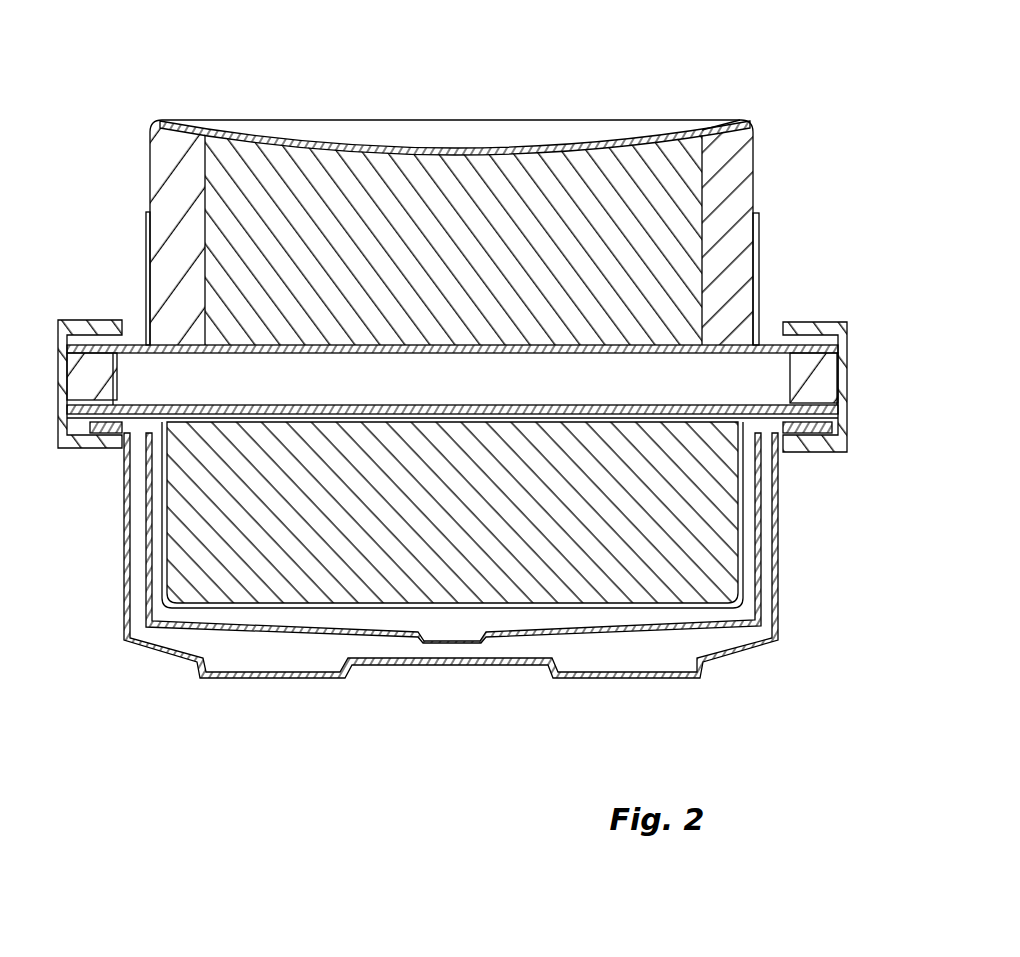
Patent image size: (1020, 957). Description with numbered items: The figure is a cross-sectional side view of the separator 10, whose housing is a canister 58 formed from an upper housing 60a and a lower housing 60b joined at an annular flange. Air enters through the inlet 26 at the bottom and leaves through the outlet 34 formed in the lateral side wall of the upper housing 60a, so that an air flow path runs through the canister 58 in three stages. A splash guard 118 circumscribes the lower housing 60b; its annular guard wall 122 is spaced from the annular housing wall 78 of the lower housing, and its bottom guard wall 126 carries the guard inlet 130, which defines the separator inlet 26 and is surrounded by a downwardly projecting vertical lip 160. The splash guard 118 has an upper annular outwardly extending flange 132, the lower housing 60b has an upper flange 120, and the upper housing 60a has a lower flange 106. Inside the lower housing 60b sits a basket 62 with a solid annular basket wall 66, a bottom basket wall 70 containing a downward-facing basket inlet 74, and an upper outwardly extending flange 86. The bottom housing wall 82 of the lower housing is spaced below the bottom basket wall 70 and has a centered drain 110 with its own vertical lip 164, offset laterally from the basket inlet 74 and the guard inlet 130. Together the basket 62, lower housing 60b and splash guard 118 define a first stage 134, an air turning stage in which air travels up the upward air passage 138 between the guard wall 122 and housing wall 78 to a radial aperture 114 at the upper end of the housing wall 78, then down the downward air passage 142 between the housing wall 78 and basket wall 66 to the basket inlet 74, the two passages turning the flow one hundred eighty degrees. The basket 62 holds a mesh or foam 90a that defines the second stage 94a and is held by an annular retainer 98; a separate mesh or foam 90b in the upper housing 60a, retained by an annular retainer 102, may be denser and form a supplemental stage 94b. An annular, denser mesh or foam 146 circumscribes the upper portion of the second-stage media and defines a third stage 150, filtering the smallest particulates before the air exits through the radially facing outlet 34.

The separator 10 is at (506, 98).
The inlet 26 is at (257, 678).
The outlet 34 is at (150, 160).
The canister 58 is at (622, 98).
The upper housing 60a is at (760, 228).
The lower housing 60b is at (757, 517).
The basket 62 is at (735, 592).
The annular basket wall 66 is at (733, 545).
The bottom basket wall 70 is at (508, 604).
The basket inlet 74 is at (600, 604).
The annular housing wall 78 is at (755, 565).
The bottom housing wall 82 is at (567, 632).
The upper annular outwardly extending flange 86 is at (755, 423).
The mesh or foam 90a is at (205, 568).
The mesh or foam 90b is at (305, 165).
The second stage 94a is at (247, 580).
The supplemental stage 94b is at (354, 180).
The annular retainer 98 is at (708, 420).
The annular retainer 102 is at (226, 343).
The lower annular outwardly extending flange 106 is at (126, 343).
The drain 110 is at (440, 643).
The radial aperture 114 is at (150, 469).
The splash guard 118 is at (157, 578).
The upper annular outwardly extending flange 120 is at (775, 427).
The annular guard wall 122 is at (132, 518).
The bottom guard wall 126 is at (487, 661).
The guard inlet 130 is at (221, 678).
The upper annular outwardly extending flange 132 is at (97, 320).
The first stage 134 is at (120, 630).
The upward air passage 138 is at (125, 535).
The downward air passage 142 is at (95, 626).
The annular denser mesh or foam 146 is at (730, 144).
The third stage 150 is at (738, 168).
The vertical lip 160 is at (349, 666).
The vertical lip 164 is at (420, 640).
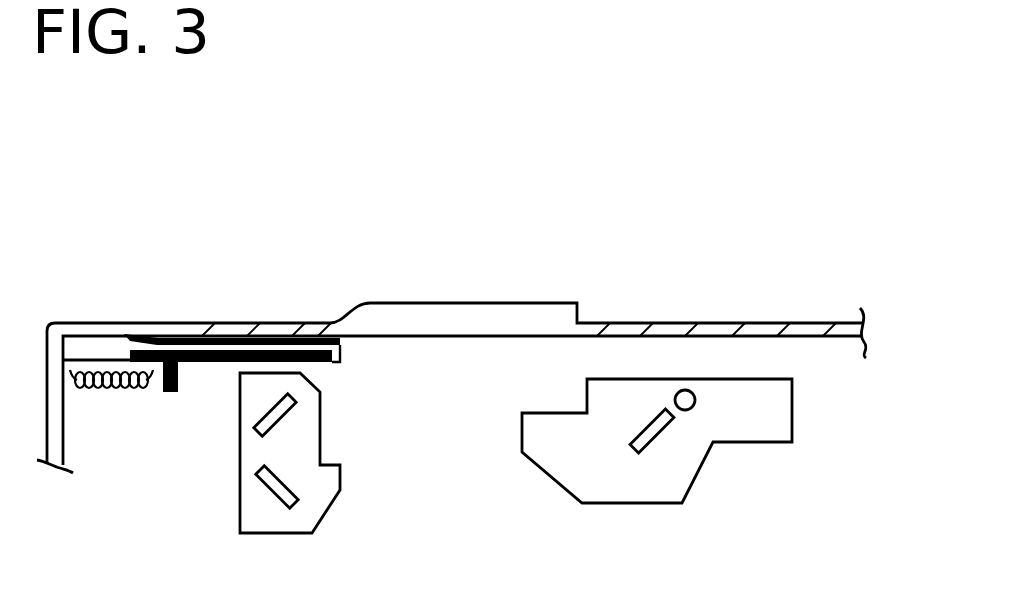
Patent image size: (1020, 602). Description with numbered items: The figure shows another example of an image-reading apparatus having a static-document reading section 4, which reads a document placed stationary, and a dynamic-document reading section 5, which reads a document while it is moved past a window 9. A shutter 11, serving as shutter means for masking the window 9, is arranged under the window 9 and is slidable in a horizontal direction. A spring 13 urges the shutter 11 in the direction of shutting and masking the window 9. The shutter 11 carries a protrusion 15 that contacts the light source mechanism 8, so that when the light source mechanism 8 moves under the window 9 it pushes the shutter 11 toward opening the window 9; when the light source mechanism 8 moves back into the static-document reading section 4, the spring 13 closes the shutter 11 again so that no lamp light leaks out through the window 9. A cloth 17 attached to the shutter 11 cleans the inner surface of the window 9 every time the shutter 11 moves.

The static-document reading section 4 is at (697, 312).
The dynamic-document reading section 5 is at (208, 311).
The light source mechanism 8 is at (735, 432).
The window 9 is at (247, 333).
The shutter 11 is at (132, 350).
The spring 13 is at (108, 390).
The protrusion 15 is at (187, 382).
The cloth 17 is at (330, 333).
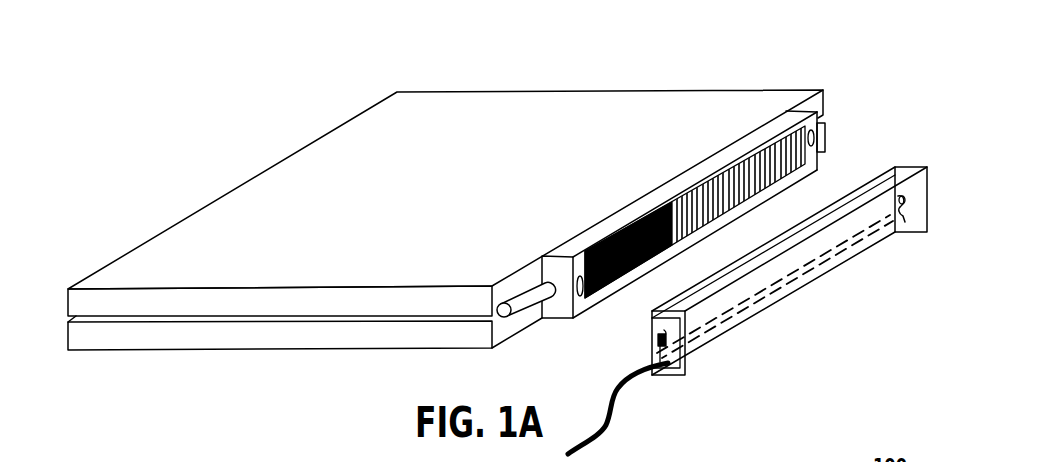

◇ ◇ ◇ ◇

### SET TASK
Could you write out all of the lines above again, replacing "Patent image size" with "Drawing size" everywhere it occurs and changing nothing else? Leave the pictures out of your answer.

### RESPONSE TO THIS TASK
Drawing size: (1020, 957). Description with numbered items: The figure is a cross-sectional side view of the separator 10, whose housing is a canister 58 formed from an upper housing 60a and a lower housing 60b joined at an annular flange. Air enters through the inlet 26 at the bottom and leaves through the outlet 34 formed in the lateral side wall of the upper housing 60a, so that an air flow path runs through the canister 58 in three stages. A splash guard 118 circumscribes the lower housing 60b; its annular guard wall 122 is spaced from the annular housing wall 78 of the lower housing, and its bottom guard wall 126 carries the guard inlet 130, which defines the separator inlet 26 and is surrounded by a downwardly projecting vertical lip 160. The splash guard 118 has an upper annular outwardly extending flange 132, the lower housing 60b has an upper flange 120, and the upper housing 60a has a lower flange 106. Inside the lower housing 60b sits a basket 62 with a solid annular basket wall 66, a bottom basket wall 70 containing a downward-facing basket inlet 74, and an upper outwardly extending flange 86. The bottom housing wall 82 of the lower housing is spaced below the bottom basket wall 70 and has a centered drain 110 with its own vertical lip 164, offset laterally from the basket inlet 74 and the guard inlet 130. Together the basket 62, lower housing 60b and splash guard 118 define a first stage 134, an air turning stage in which air travels up the upward air passage 138 between the guard wall 122 and housing wall 78 to a radial aperture 114 at the upper end of the housing wall 78, then down the downward air passage 142 between the housing wall 78 and basket wall 66 to the basket inlet 74, the two passages turning the flow one hundred eighty degrees. The basket 62 holds a mesh or foam 90a that defines the second stage 94a and is held by an annular retainer 98; a separate mesh or foam 90b in the upper housing 60a, retained by an annular retainer 102, may be denser and form a supplemental stage 94b. An annular, denser mesh or foam 146 circumscribes the upper portion of the second-stage media and defines a third stage 150, filtering the smallest particulates before the air exits through the radially facing outlet 34.

The separator 10 is at (506, 98).
The inlet 26 is at (257, 678).
The outlet 34 is at (150, 160).
The canister 58 is at (622, 98).
The upper housing 60a is at (760, 228).
The lower housing 60b is at (757, 517).
The basket 62 is at (735, 592).
The annular basket wall 66 is at (733, 545).
The bottom basket wall 70 is at (508, 604).
The basket inlet 74 is at (600, 604).
The annular housing wall 78 is at (755, 565).
The bottom housing wall 82 is at (567, 632).
The upper annular outwardly extending flange 86 is at (755, 423).
The mesh or foam 90a is at (205, 568).
The mesh or foam 90b is at (305, 165).
The second stage 94a is at (247, 580).
The supplemental stage 94b is at (354, 180).
The annular retainer 98 is at (708, 420).
The annular retainer 102 is at (226, 343).
The lower annular outwardly extending flange 106 is at (126, 343).
The drain 110 is at (440, 643).
The radial aperture 114 is at (150, 469).
The splash guard 118 is at (157, 578).
The upper annular outwardly extending flange 120 is at (775, 427).
The annular guard wall 122 is at (132, 518).
The bottom guard wall 126 is at (487, 661).
The guard inlet 130 is at (221, 678).
The upper annular outwardly extending flange 132 is at (97, 320).
The first stage 134 is at (120, 630).
The upward air passage 138 is at (125, 535).
The downward air passage 142 is at (95, 626).
The annular denser mesh or foam 146 is at (730, 144).
The third stage 150 is at (738, 168).
The vertical lip 160 is at (349, 666).
The vertical lip 164 is at (420, 640).
Drawing size: (1020, 602). Description with numbered items: The figure shows another example of an image-reading apparatus having a static-document reading section 4, which reads a document placed stationary, and a dynamic-document reading section 5, which reads a document while it is moved past a window 9. A shutter 11, serving as shutter means for masking the window 9, is arranged under the window 9 and is slidable in a horizontal direction. A spring 13 urges the shutter 11 in the direction of shutting and masking the window 9. The shutter 11 carries a protrusion 15 that contacts the light source mechanism 8, so that when the light source mechanism 8 moves under the window 9 it pushes the shutter 11 toward opening the window 9; when the light source mechanism 8 moves back into the static-document reading section 4, the spring 13 closes the shutter 11 again so that no lamp light leaks out through the window 9. A cloth 17 attached to the shutter 11 cleans the inner surface of the window 9 every time the shutter 11 moves.

The static-document reading section 4 is at (697, 312).
The dynamic-document reading section 5 is at (208, 311).
The light source mechanism 8 is at (735, 432).
The window 9 is at (247, 333).
The shutter 11 is at (132, 350).
The spring 13 is at (108, 390).
The protrusion 15 is at (187, 382).
The cloth 17 is at (330, 333).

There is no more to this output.